:: Task brief ::
Each entry in the listing below should be restated word for word.

:: Items ::
....................

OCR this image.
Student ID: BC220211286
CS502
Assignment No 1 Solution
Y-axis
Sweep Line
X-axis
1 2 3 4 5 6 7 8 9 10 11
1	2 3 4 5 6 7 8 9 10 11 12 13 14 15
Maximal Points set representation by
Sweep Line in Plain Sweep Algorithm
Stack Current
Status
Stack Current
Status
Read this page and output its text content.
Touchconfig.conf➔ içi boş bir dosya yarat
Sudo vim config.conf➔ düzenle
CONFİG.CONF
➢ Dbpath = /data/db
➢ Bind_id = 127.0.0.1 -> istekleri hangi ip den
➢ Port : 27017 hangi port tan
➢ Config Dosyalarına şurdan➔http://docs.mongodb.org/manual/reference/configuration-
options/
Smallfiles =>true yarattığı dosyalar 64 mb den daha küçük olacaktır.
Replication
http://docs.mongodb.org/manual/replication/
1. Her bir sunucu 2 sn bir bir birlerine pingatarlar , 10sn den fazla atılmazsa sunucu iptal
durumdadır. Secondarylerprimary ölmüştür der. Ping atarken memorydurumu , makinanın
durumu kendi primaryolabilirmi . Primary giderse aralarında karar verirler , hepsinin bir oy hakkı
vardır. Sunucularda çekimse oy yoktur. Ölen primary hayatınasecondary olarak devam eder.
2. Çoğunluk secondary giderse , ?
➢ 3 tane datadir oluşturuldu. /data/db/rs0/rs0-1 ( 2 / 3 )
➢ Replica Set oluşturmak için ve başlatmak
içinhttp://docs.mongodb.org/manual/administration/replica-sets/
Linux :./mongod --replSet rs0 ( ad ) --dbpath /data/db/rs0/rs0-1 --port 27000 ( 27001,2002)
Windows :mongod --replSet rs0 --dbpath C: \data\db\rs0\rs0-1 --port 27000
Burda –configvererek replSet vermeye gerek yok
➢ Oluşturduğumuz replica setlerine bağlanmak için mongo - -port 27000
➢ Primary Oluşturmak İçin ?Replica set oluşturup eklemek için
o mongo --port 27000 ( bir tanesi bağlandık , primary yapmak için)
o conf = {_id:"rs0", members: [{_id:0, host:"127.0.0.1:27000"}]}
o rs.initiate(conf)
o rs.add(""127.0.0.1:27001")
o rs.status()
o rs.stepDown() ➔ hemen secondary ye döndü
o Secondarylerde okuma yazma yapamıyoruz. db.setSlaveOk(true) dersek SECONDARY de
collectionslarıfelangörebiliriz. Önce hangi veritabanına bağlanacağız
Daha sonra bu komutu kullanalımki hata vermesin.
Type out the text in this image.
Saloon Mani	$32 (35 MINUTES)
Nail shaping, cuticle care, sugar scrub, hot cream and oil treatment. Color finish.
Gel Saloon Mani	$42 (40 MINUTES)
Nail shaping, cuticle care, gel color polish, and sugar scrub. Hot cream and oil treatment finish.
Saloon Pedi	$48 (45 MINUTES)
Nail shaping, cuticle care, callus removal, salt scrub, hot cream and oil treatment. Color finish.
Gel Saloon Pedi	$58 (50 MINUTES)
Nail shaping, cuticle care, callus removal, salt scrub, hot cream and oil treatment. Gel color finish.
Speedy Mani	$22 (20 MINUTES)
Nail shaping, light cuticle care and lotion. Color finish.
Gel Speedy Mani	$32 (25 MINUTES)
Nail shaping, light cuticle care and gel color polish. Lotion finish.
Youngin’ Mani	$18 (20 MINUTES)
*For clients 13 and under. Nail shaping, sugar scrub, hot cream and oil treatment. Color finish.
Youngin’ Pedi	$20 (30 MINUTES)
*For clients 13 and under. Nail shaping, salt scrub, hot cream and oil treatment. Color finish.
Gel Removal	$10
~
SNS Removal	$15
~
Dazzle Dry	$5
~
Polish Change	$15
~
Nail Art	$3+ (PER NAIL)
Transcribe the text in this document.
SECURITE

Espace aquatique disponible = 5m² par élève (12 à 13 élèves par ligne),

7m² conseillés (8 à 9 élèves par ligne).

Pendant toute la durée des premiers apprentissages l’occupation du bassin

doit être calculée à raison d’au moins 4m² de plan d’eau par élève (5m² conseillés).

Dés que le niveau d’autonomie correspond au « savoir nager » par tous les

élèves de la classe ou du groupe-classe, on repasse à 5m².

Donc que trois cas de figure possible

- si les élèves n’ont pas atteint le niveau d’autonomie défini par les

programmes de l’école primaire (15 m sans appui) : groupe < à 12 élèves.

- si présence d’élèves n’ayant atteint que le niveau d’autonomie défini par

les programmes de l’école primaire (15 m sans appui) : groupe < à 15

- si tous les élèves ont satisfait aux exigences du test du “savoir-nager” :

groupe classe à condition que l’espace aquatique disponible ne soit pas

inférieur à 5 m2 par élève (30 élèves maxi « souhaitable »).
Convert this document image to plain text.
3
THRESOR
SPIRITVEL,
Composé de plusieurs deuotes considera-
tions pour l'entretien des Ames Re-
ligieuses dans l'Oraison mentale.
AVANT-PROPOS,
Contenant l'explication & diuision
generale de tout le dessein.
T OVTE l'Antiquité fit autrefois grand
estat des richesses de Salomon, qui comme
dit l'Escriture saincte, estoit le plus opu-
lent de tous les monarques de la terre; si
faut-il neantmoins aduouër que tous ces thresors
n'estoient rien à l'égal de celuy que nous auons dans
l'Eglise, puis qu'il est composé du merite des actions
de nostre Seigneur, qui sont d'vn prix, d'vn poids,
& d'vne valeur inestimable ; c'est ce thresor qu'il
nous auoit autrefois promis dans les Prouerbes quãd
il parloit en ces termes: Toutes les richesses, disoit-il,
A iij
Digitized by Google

....................

:: Output ::
OCR this image.
Student ID: BC220211286
CS502
Assignment No 1 Solution
Y-axis
Sweep Line
X-axis
1 2 3 4 5 6 7 8 9 10 11
1	2 3 4 5 6 7 8 9 10 11 12 13 14 15
Maximal Points set representation by
Sweep Line in Plain Sweep Algorithm
Stack Current
Status
Stack Current
Status
Read this page and output its text content.
Touchconfig.conf➔ içi boş bir dosya yarat
Sudo vim config.conf➔ düzenle
CONFİG.CONF
➢ Dbpath = /data/db
➢ Bind_id = 127.0.0.1 -> istekleri hangi ip den
➢ Port : 27017 hangi port tan
➢ Config Dosyalarına şurdan➔http://docs.mongodb.org/manual/reference/configuration-
options/
Smallfiles =>true yarattığı dosyalar 64 mb den daha küçük olacaktır.
Replication
http://docs.mongodb.org/manual/replication/
1. Her bir sunucu 2 sn bir bir birlerine pingatarlar , 10sn den fazla atılmazsa sunucu iptal
durumdadır. Secondarylerprimary ölmüştür der. Ping atarken memorydurumu , makinanın
durumu kendi primaryolabilirmi . Primary giderse aralarında karar verirler , hepsinin bir oy hakkı
vardır. Sunucularda çekimse oy yoktur. Ölen primary hayatınasecondary olarak devam eder.
2. Çoğunluk secondary giderse , ?
➢ 3 tane datadir oluşturuldu. /data/db/rs0/rs0-1 ( 2 / 3 )
➢ Replica Set oluşturmak için ve başlatmak
içinhttp://docs.mongodb.org/manual/administration/replica-sets/
Linux :./mongod --replSet rs0 ( ad ) --dbpath /data/db/rs0/rs0-1 --port 27000 ( 27001,2002)
Windows :mongod --replSet rs0 --dbpath C: \data\db\rs0\rs0-1 --port 27000
Burda –configvererek replSet vermeye gerek yok
➢ Oluşturduğumuz replica setlerine bağlanmak için mongo - -port 27000
➢ Primary Oluşturmak İçin ?Replica set oluşturup eklemek için
o mongo --port 27000 ( bir tanesi bağlandık , primary yapmak için)
o conf = {_id:"rs0", members: [{_id:0, host:"127.0.0.1:27000"}]}
o rs.initiate(conf)
o rs.add(""127.0.0.1:27001")
o rs.status()
o rs.stepDown() ➔ hemen secondary ye döndü
o Secondarylerde okuma yazma yapamıyoruz. db.setSlaveOk(true) dersek SECONDARY de
collectionslarıfelangörebiliriz. Önce hangi veritabanına bağlanacağız
Daha sonra bu komutu kullanalımki hata vermesin.
Type out the text in this image.
Saloon Mani	$32 (35 MINUTES)
Nail shaping, cuticle care, sugar scrub, hot cream and oil treatment. Color finish.
Gel Saloon Mani	$42 (40 MINUTES)
Nail shaping, cuticle care, gel color polish, and sugar scrub. Hot cream and oil treatment finish.
Saloon Pedi	$48 (45 MINUTES)
Nail shaping, cuticle care, callus removal, salt scrub, hot cream and oil treatment. Color finish.
Gel Saloon Pedi	$58 (50 MINUTES)
Nail shaping, cuticle care, callus removal, salt scrub, hot cream and oil treatment. Gel color finish.
Speedy Mani	$22 (20 MINUTES)
Nail shaping, light cuticle care and lotion. Color finish.
Gel Speedy Mani	$32 (25 MINUTES)
Nail shaping, light cuticle care and gel color polish. Lotion finish.
Youngin’ Mani	$18 (20 MINUTES)
*For clients 13 and under. Nail shaping, sugar scrub, hot cream and oil treatment. Color finish.
Youngin’ Pedi	$20 (30 MINUTES)
*For clients 13 and under. Nail shaping, salt scrub, hot cream and oil treatment. Color finish.
Gel Removal	$10
~
SNS Removal	$15
~
Dazzle Dry	$5
~
Polish Change	$15
~
Nail Art	$3+ (PER NAIL)
Transcribe the text in this document.
SECURITE

Espace aquatique disponible = 5m² par élève (12 à 13 élèves par ligne),

7m² conseillés (8 à 9 élèves par ligne).

Pendant toute la durée des premiers apprentissages l’occupation du bassin

doit être calculée à raison d’au moins 4m² de plan d’eau par élève (5m² conseillés).

Dés que le niveau d’autonomie correspond au « savoir nager » par tous les

élèves de la classe ou du groupe-classe, on repasse à 5m².

Donc que trois cas de figure possible

- si les élèves n’ont pas atteint le niveau d’autonomie défini par les

programmes de l’école primaire (15 m sans appui) : groupe < à 12 élèves.

- si présence d’élèves n’ayant atteint que le niveau d’autonomie défini par

les programmes de l’école primaire (15 m sans appui) : groupe < à 15

- si tous les élèves ont satisfait aux exigences du test du “savoir-nager” :

groupe classe à condition que l’espace aquatique disponible ne soit pas

inférieur à 5 m2 par élève (30 élèves maxi « souhaitable »).
Convert this document image to plain text.
3
THRESOR
SPIRITVEL,
Composé de plusieurs deuotes considera-
tions pour l'entretien des Ames Re-
ligieuses dans l'Oraison mentale.
AVANT-PROPOS,
Contenant l'explication & diuision
generale de tout le dessein.
T OVTE l'Antiquité fit autrefois grand
estat des richesses de Salomon, qui comme
dit l'Escriture saincte, estoit le plus opu-
lent de tous les monarques de la terre; si
faut-il neantmoins aduouër que tous ces thresors
n'estoient rien à l'égal de celuy que nous auons dans
l'Eglise, puis qu'il est composé du merite des actions
de nostre Seigneur, qui sont d'vn prix, d'vn poids,
& d'vne valeur inestimable ; c'est ce thresor qu'il
nous auoit autrefois promis dans les Prouerbes quãd
il parloit en ces termes: Toutes les richesses, disoit-il,
A iij
Digitized by Google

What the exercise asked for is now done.